— start of Record excerpts —
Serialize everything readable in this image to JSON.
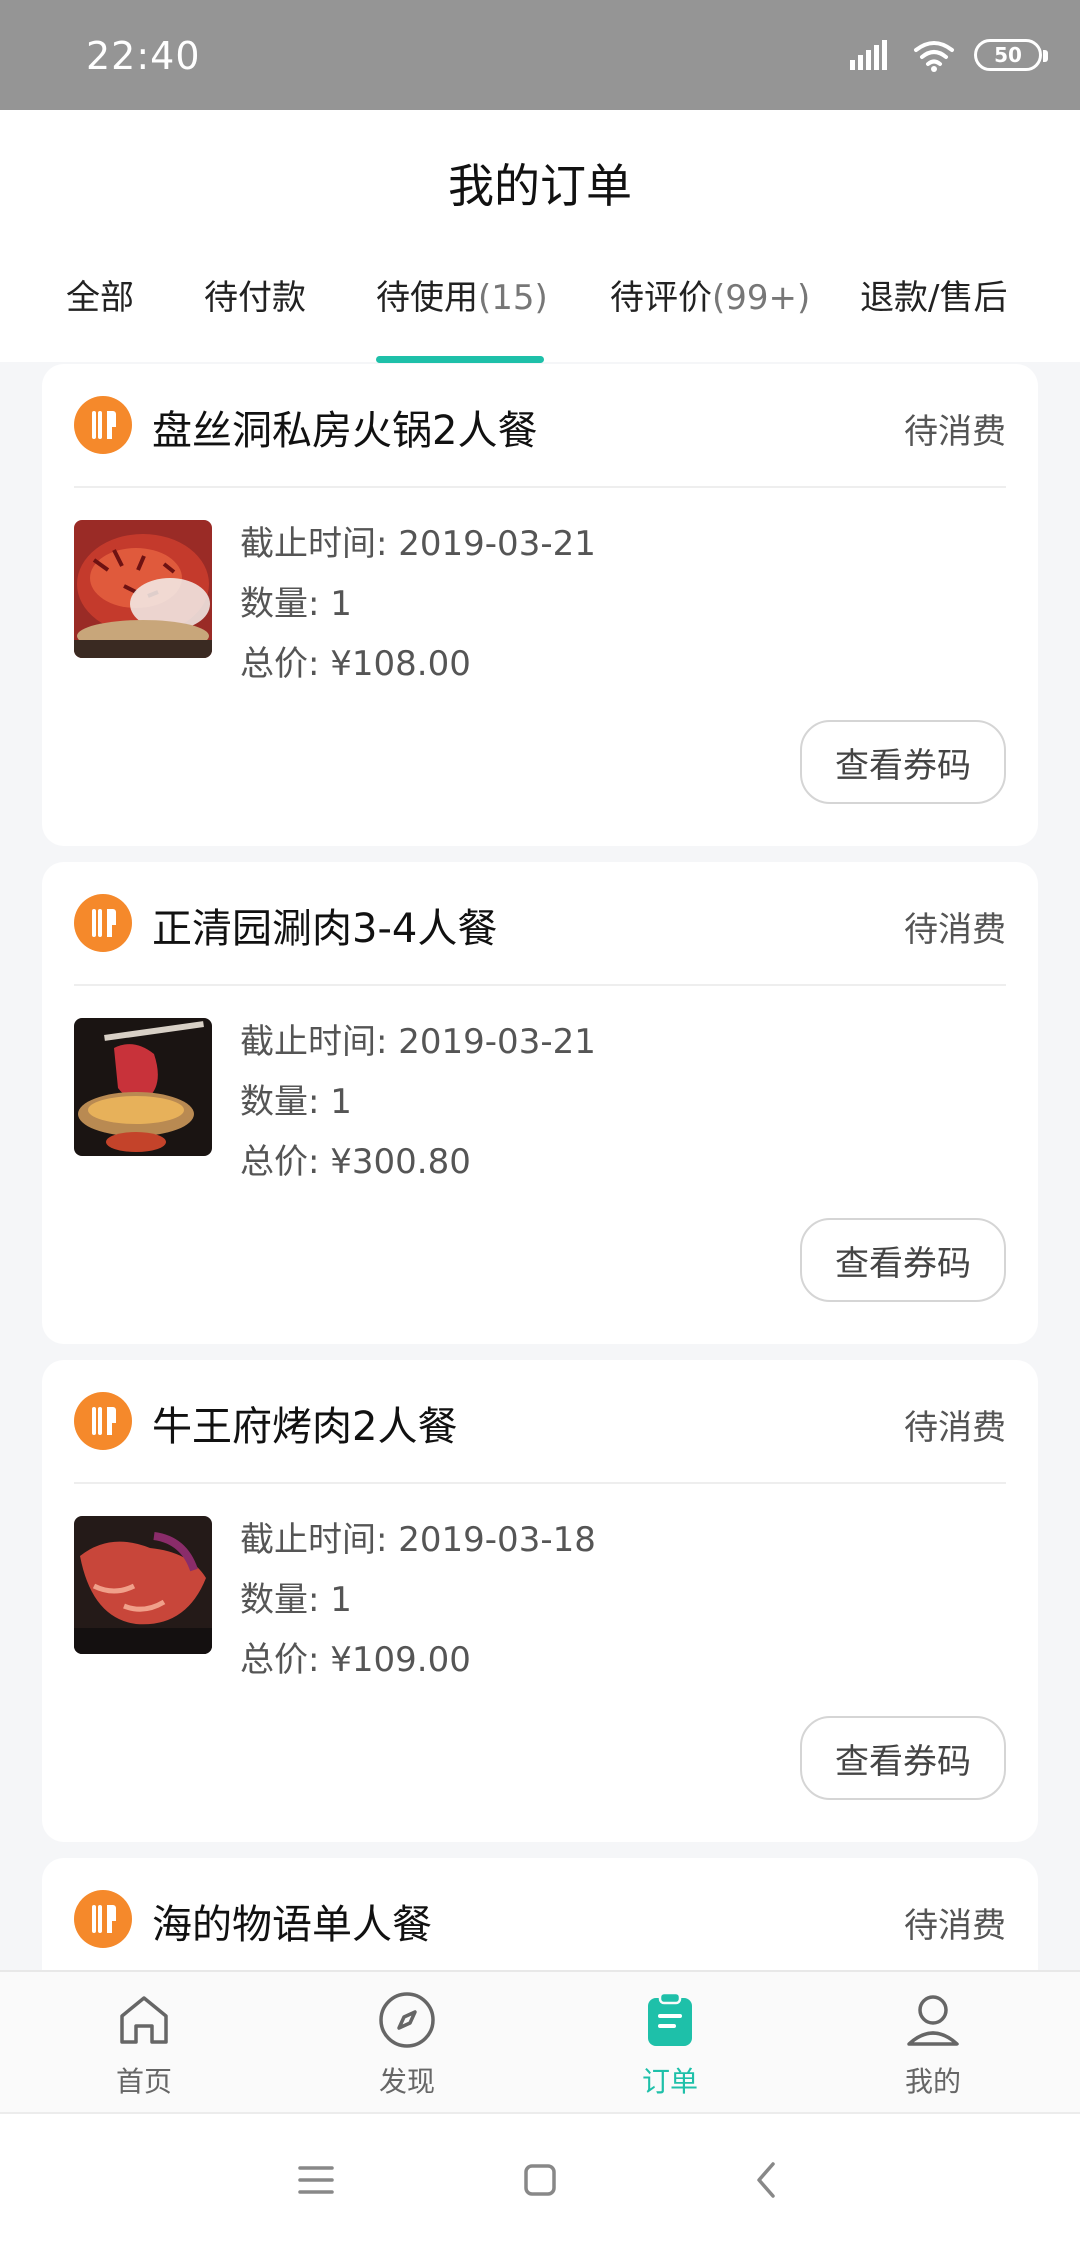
{
  "status_bar": {
    "time": "22:40",
    "battery": "50"
  },
  "header": {
    "title": "我的订单"
  },
  "tabs": [
    {
      "label": "全部",
      "count": ""
    },
    {
      "label": "待付款",
      "count": ""
    },
    {
      "label": "待使用",
      "count": "(15)"
    },
    {
      "label": "待评价",
      "count": "(99+)"
    },
    {
      "label": "退款/售后",
      "count": ""
    }
  ],
  "active_tab_index": 2,
  "orders": [
    {
      "shop": "盘丝洞私房火锅2人餐",
      "status": "待消费",
      "deadline_label": "截止时间: ",
      "deadline": "2019-03-21",
      "qty_label": "数量: ",
      "qty": "1",
      "total_label": "总价: ",
      "total": "¥108.00",
      "button": "查看券码"
    },
    {
      "shop": "正清园涮肉3-4人餐",
      "status": "待消费",
      "deadline_label": "截止时间: ",
      "deadline": "2019-03-21",
      "qty_label": "数量: ",
      "qty": "1",
      "total_label": "总价: ",
      "total": "¥300.80",
      "button": "查看券码"
    },
    {
      "shop": "牛王府烤肉2人餐",
      "status": "待消费",
      "deadline_label": "截止时间: ",
      "deadline": "2019-03-18",
      "qty_label": "数量: ",
      "qty": "1",
      "total_label": "总价: ",
      "total": "¥109.00",
      "button": "查看券码"
    },
    {
      "shop": "海的物语单人餐",
      "status": "待消费"
    }
  ],
  "bottom_nav": [
    {
      "label": "首页",
      "icon": "home-icon"
    },
    {
      "label": "发现",
      "icon": "compass-icon"
    },
    {
      "label": "订单",
      "icon": "clipboard-icon"
    },
    {
      "label": "我的",
      "icon": "user-icon"
    }
  ],
  "active_bottom_index": 2,
  "colors": {
    "accent": "#1ec0a9",
    "badge": "#f5892b",
    "status_bar": "#959595"
  }
}
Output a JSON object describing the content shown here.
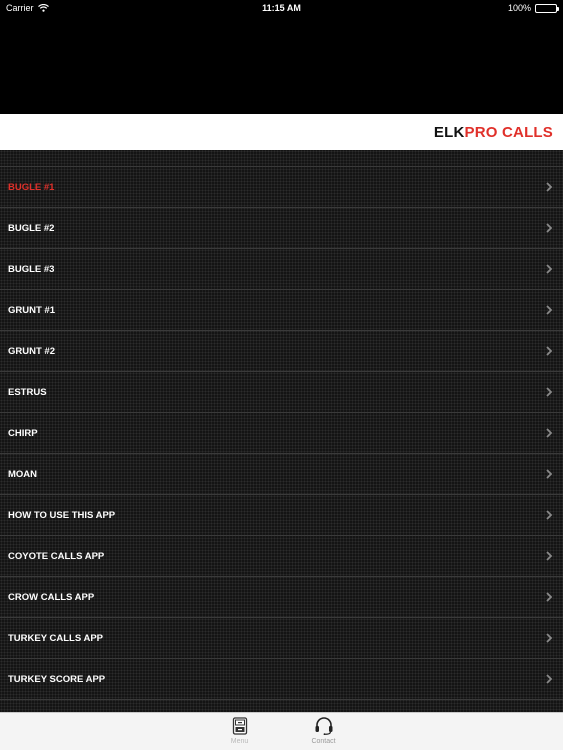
{
  "status_bar": {
    "carrier": "Carrier",
    "time": "11:15 AM",
    "battery": "100%"
  },
  "header": {
    "title_part1": "ELK",
    "title_part2": "PRO CALLS"
  },
  "menu": {
    "items": [
      {
        "label": "BUGLE #1"
      },
      {
        "label": "BUGLE #2"
      },
      {
        "label": "BUGLE #3"
      },
      {
        "label": "GRUNT #1"
      },
      {
        "label": "GRUNT #2"
      },
      {
        "label": "ESTRUS"
      },
      {
        "label": "CHIRP"
      },
      {
        "label": "MOAN"
      },
      {
        "label": "HOW TO USE THIS APP"
      },
      {
        "label": "COYOTE CALLS APP"
      },
      {
        "label": "CROW CALLS APP"
      },
      {
        "label": "TURKEY CALLS APP"
      },
      {
        "label": "TURKEY SCORE APP"
      }
    ]
  },
  "tabs": [
    {
      "label": "Menu"
    },
    {
      "label": "Contact"
    }
  ],
  "colors": {
    "accent": "#e0302a",
    "list_bg": "#141414",
    "tab_bg": "#f4f4f4"
  }
}
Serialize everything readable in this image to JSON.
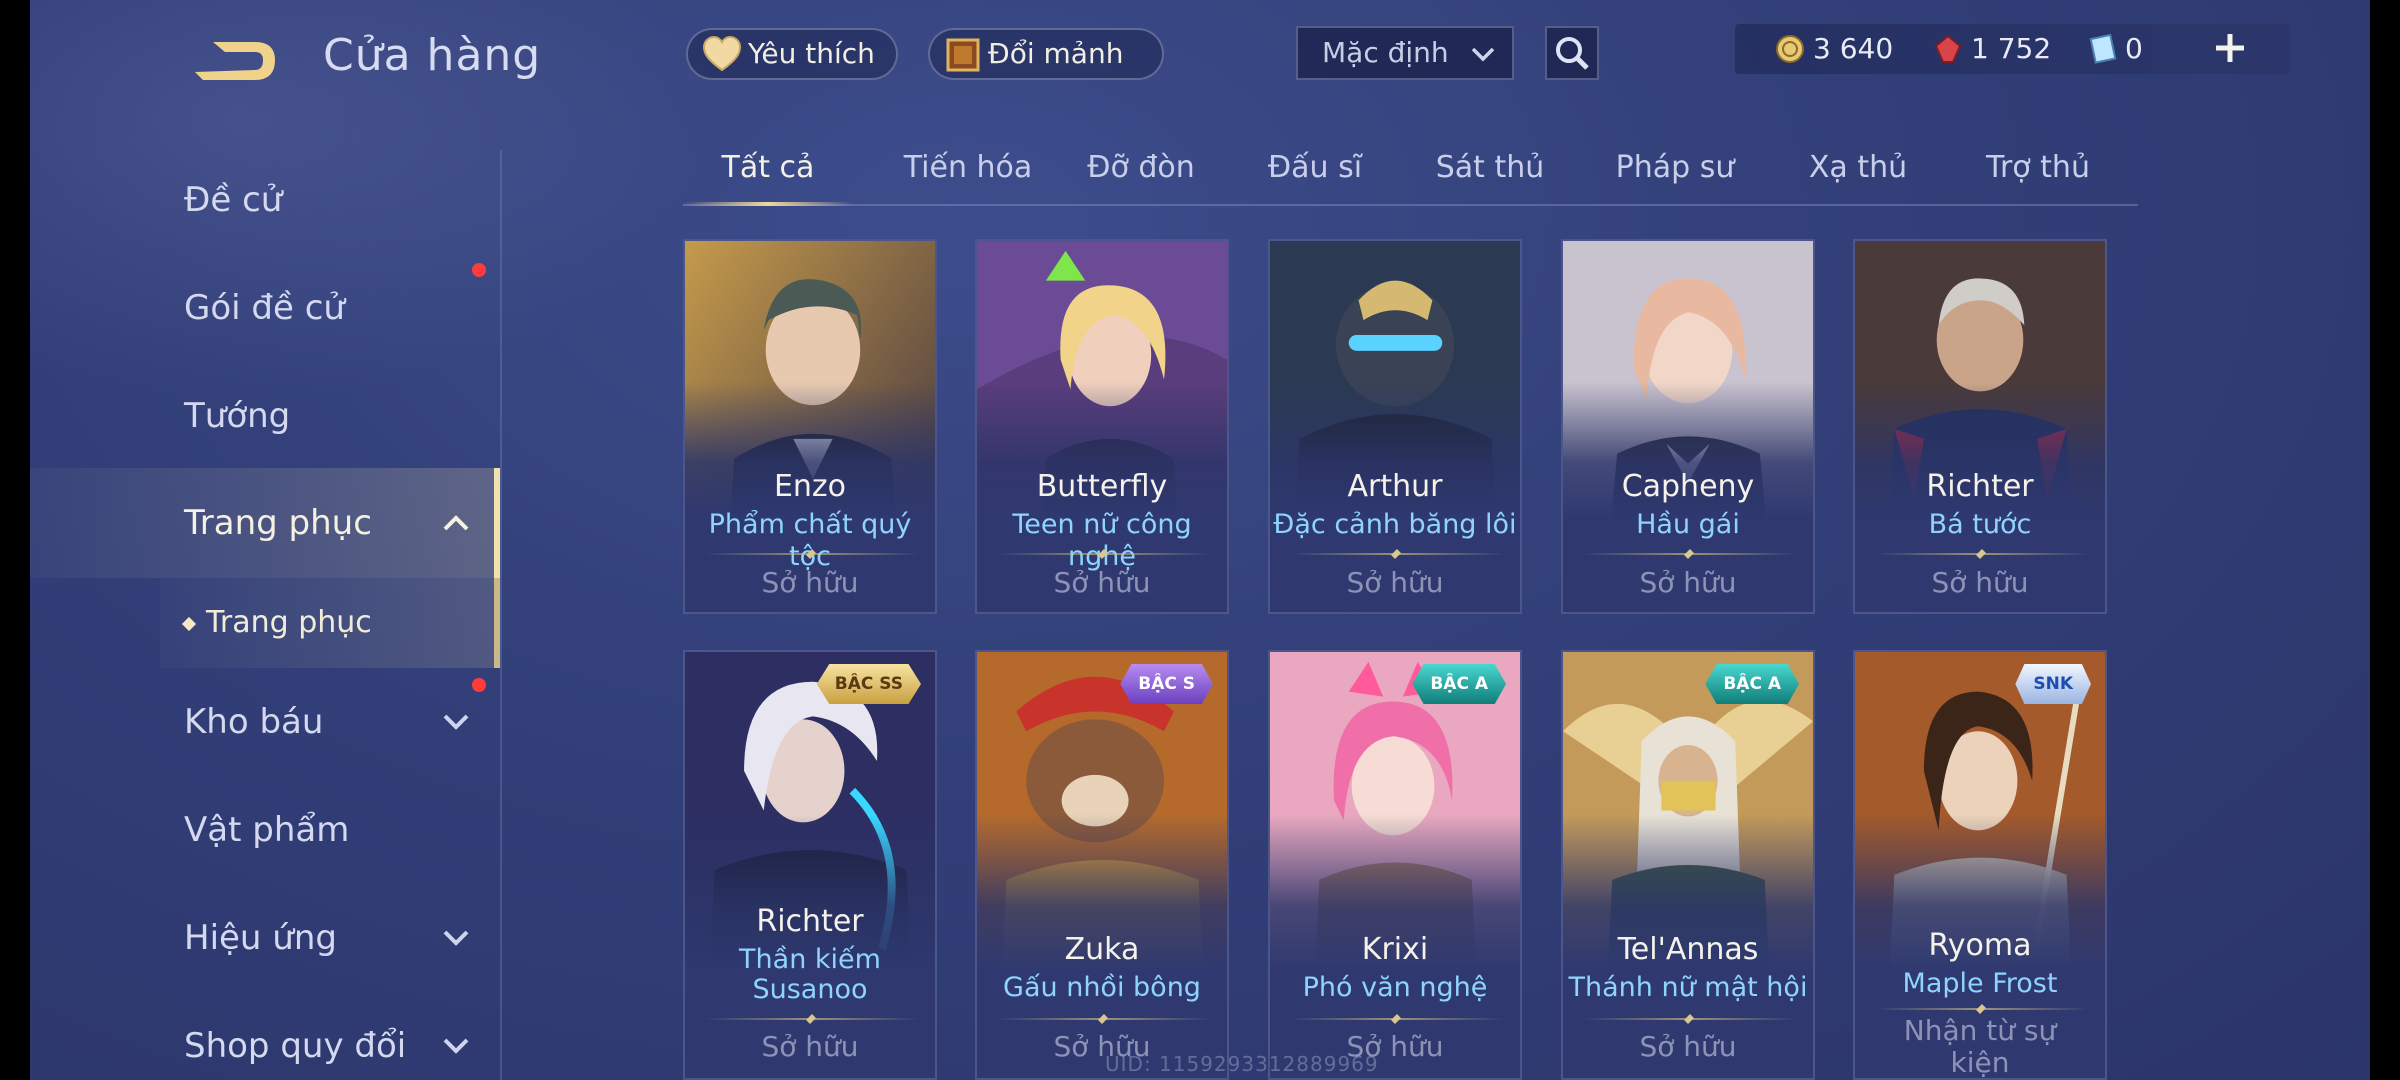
{
  "header": {
    "title": "Cửa hàng"
  },
  "sidebar": {
    "items": [
      {
        "label": "Đề cử"
      },
      {
        "label": "Gói đề cử"
      },
      {
        "label": "Tướng"
      },
      {
        "label": "Trang phục"
      },
      {
        "label": "Kho báu"
      },
      {
        "label": "Vật phẩm"
      },
      {
        "label": "Hiệu ứng"
      },
      {
        "label": "Shop quy đổi"
      }
    ],
    "sub_item": {
      "label": "Trang phục"
    }
  },
  "topbar": {
    "favorites_label": "Yêu thích",
    "exchange_label": "Đổi mảnh",
    "sort_value": "Mặc định",
    "currencies": [
      {
        "icon": "gold-coin-icon",
        "value": "3 640"
      },
      {
        "icon": "red-gem-icon",
        "value": "1 752"
      },
      {
        "icon": "voucher-icon",
        "value": "0"
      }
    ]
  },
  "tabs": [
    {
      "label": "Tất cả",
      "active": true
    },
    {
      "label": "Tiến hóa"
    },
    {
      "label": "Đỡ đòn"
    },
    {
      "label": "Đấu sĩ"
    },
    {
      "label": "Sát thủ"
    },
    {
      "label": "Pháp sư"
    },
    {
      "label": "Xạ thủ"
    },
    {
      "label": "Trợ thủ"
    }
  ],
  "cards": [
    {
      "hero": "Enzo",
      "skin": "Phẩm chất quý tộc",
      "status": "Sở hữu"
    },
    {
      "hero": "Butterfly",
      "skin": "Teen nữ công nghệ",
      "status": "Sở hữu"
    },
    {
      "hero": "Arthur",
      "skin": "Đặc cảnh băng lôi",
      "status": "Sở hữu"
    },
    {
      "hero": "Capheny",
      "skin": "Hầu gái",
      "status": "Sở hữu"
    },
    {
      "hero": "Richter",
      "skin": "Bá tước",
      "status": "Sở hữu"
    },
    {
      "hero": "Richter",
      "skin": "Thần kiếm",
      "skin2": "Susanoo",
      "status": "Sở hữu",
      "badge": "BẬC SS"
    },
    {
      "hero": "Zuka",
      "skin": "Gấu nhồi bông",
      "status": "Sở hữu",
      "badge": "BẬC S"
    },
    {
      "hero": "Krixi",
      "skin": "Phó văn nghệ",
      "status": "Sở hữu",
      "badge": "BẬC A"
    },
    {
      "hero": "Tel'Annas",
      "skin": "Thánh nữ mật hội",
      "status": "Sở hữu",
      "badge": "BẬC A"
    },
    {
      "hero": "Ryoma",
      "skin": "Maple Frost",
      "status": "Nhận từ sự",
      "status2": "kiện",
      "badge": "SNK"
    }
  ],
  "footer": {
    "uid": "UID: 1159293312889969"
  },
  "colors": {
    "accent": "#f0d99a",
    "skin_text": "#8fd4ff",
    "badge_ss": "#e2c46a",
    "badge_s": "#8a5bd6",
    "badge_a": "#1ea8a4"
  }
}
— end of Record excerpts —
▸ The problem
Omit every picture, then repeat the remaining data exactly as it appears above.

▸ Problem solution
Serialize everything readable in this image to JSON.
{
  "status_bar": {
    "time": "22:40",
    "battery": "50"
  },
  "header": {
    "title": "我的订单"
  },
  "tabs": [
    {
      "label": "全部",
      "count": ""
    },
    {
      "label": "待付款",
      "count": ""
    },
    {
      "label": "待使用",
      "count": "(15)"
    },
    {
      "label": "待评价",
      "count": "(99+)"
    },
    {
      "label": "退款/售后",
      "count": ""
    }
  ],
  "active_tab_index": 2,
  "orders": [
    {
      "shop": "盘丝洞私房火锅2人餐",
      "status": "待消费",
      "deadline_label": "截止时间: ",
      "deadline": "2019-03-21",
      "qty_label": "数量: ",
      "qty": "1",
      "total_label": "总价: ",
      "total": "¥108.00",
      "button": "查看券码"
    },
    {
      "shop": "正清园涮肉3-4人餐",
      "status": "待消费",
      "deadline_label": "截止时间: ",
      "deadline": "2019-03-21",
      "qty_label": "数量: ",
      "qty": "1",
      "total_label": "总价: ",
      "total": "¥300.80",
      "button": "查看券码"
    },
    {
      "shop": "牛王府烤肉2人餐",
      "status": "待消费",
      "deadline_label": "截止时间: ",
      "deadline": "2019-03-18",
      "qty_label": "数量: ",
      "qty": "1",
      "total_label": "总价: ",
      "total": "¥109.00",
      "button": "查看券码"
    },
    {
      "shop": "海的物语单人餐",
      "status": "待消费"
    }
  ],
  "bottom_nav": [
    {
      "label": "首页",
      "icon": "home-icon"
    },
    {
      "label": "发现",
      "icon": "compass-icon"
    },
    {
      "label": "订单",
      "icon": "clipboard-icon"
    },
    {
      "label": "我的",
      "icon": "user-icon"
    }
  ],
  "active_bottom_index": 2,
  "colors": {
    "accent": "#1ec0a9",
    "badge": "#f5892b",
    "status_bar": "#959595"
  }
}
Output a JSON object describing the content shown here.
{
  "status_bar": {
    "carrier": "Carrier",
    "time": "11:15 AM",
    "battery": "100%"
  },
  "header": {
    "title_part1": "ELK",
    "title_part2": "PRO CALLS"
  },
  "menu": {
    "items": [
      {
        "label": "BUGLE #1"
      },
      {
        "label": "BUGLE #2"
      },
      {
        "label": "BUGLE #3"
      },
      {
        "label": "GRUNT #1"
      },
      {
        "label": "GRUNT #2"
      },
      {
        "label": "ESTRUS"
      },
      {
        "label": "CHIRP"
      },
      {
        "label": "MOAN"
      },
      {
        "label": "HOW TO USE THIS APP"
      },
      {
        "label": "COYOTE CALLS APP"
      },
      {
        "label": "CROW CALLS APP"
      },
      {
        "label": "TURKEY CALLS APP"
      },
      {
        "label": "TURKEY SCORE APP"
      }
    ]
  },
  "tabs": [
    {
      "label": "Menu"
    },
    {
      "label": "Contact"
    }
  ],
  "colors": {
    "accent": "#e0302a",
    "list_bg": "#141414",
    "tab_bg": "#f4f4f4"
  }
}
Serialize everything readable in this image to JSON.
{
  "header": {
    "title": "Cửa hàng"
  },
  "sidebar": {
    "items": [
      {
        "label": "Đề cử"
      },
      {
        "label": "Gói đề cử"
      },
      {
        "label": "Tướng"
      },
      {
        "label": "Trang phục"
      },
      {
        "label": "Kho báu"
      },
      {
        "label": "Vật phẩm"
      },
      {
        "label": "Hiệu ứng"
      },
      {
        "label": "Shop quy đổi"
      }
    ],
    "sub_item": {
      "label": "Trang phục"
    }
  },
  "topbar": {
    "favorites_label": "Yêu thích",
    "exchange_label": "Đổi mảnh",
    "sort_value": "Mặc định",
    "currencies": [
      {
        "icon": "gold-coin-icon",
        "value": "3 640"
      },
      {
        "icon": "red-gem-icon",
        "value": "1 752"
      },
      {
        "icon": "voucher-icon",
        "value": "0"
      }
    ]
  },
  "tabs": [
    {
      "label": "Tất cả",
      "active": true
    },
    {
      "label": "Tiến hóa"
    },
    {
      "label": "Đỡ đòn"
    },
    {
      "label": "Đấu sĩ"
    },
    {
      "label": "Sát thủ"
    },
    {
      "label": "Pháp sư"
    },
    {
      "label": "Xạ thủ"
    },
    {
      "label": "Trợ thủ"
    }
  ],
  "cards": [
    {
      "hero": "Enzo",
      "skin": "Phẩm chất quý tộc",
      "status": "Sở hữu"
    },
    {
      "hero": "Butterfly",
      "skin": "Teen nữ công nghệ",
      "status": "Sở hữu"
    },
    {
      "hero": "Arthur",
      "skin": "Đặc cảnh băng lôi",
      "status": "Sở hữu"
    },
    {
      "hero": "Capheny",
      "skin": "Hầu gái",
      "status": "Sở hữu"
    },
    {
      "hero": "Richter",
      "skin": "Bá tước",
      "status": "Sở hữu"
    },
    {
      "hero": "Richter",
      "skin": "Thần kiếm",
      "skin2": "Susanoo",
      "status": "Sở hữu",
      "badge": "BẬC SS"
    },
    {
      "hero": "Zuka",
      "skin": "Gấu nhồi bông",
      "status": "Sở hữu",
      "badge": "BẬC S"
    },
    {
      "hero": "Krixi",
      "skin": "Phó văn nghệ",
      "status": "Sở hữu",
      "badge": "BẬC A"
    },
    {
      "hero": "Tel'Annas",
      "skin": "Thánh nữ mật hội",
      "status": "Sở hữu",
      "badge": "BẬC A"
    },
    {
      "hero": "Ryoma",
      "skin": "Maple Frost",
      "status": "Nhận từ sự",
      "status2": "kiện",
      "badge": "SNK"
    }
  ],
  "footer": {
    "uid": "UID: 1159293312889969"
  },
  "colors": {
    "accent": "#f0d99a",
    "skin_text": "#8fd4ff",
    "badge_ss": "#e2c46a",
    "badge_s": "#8a5bd6",
    "badge_a": "#1ea8a4"
  }
}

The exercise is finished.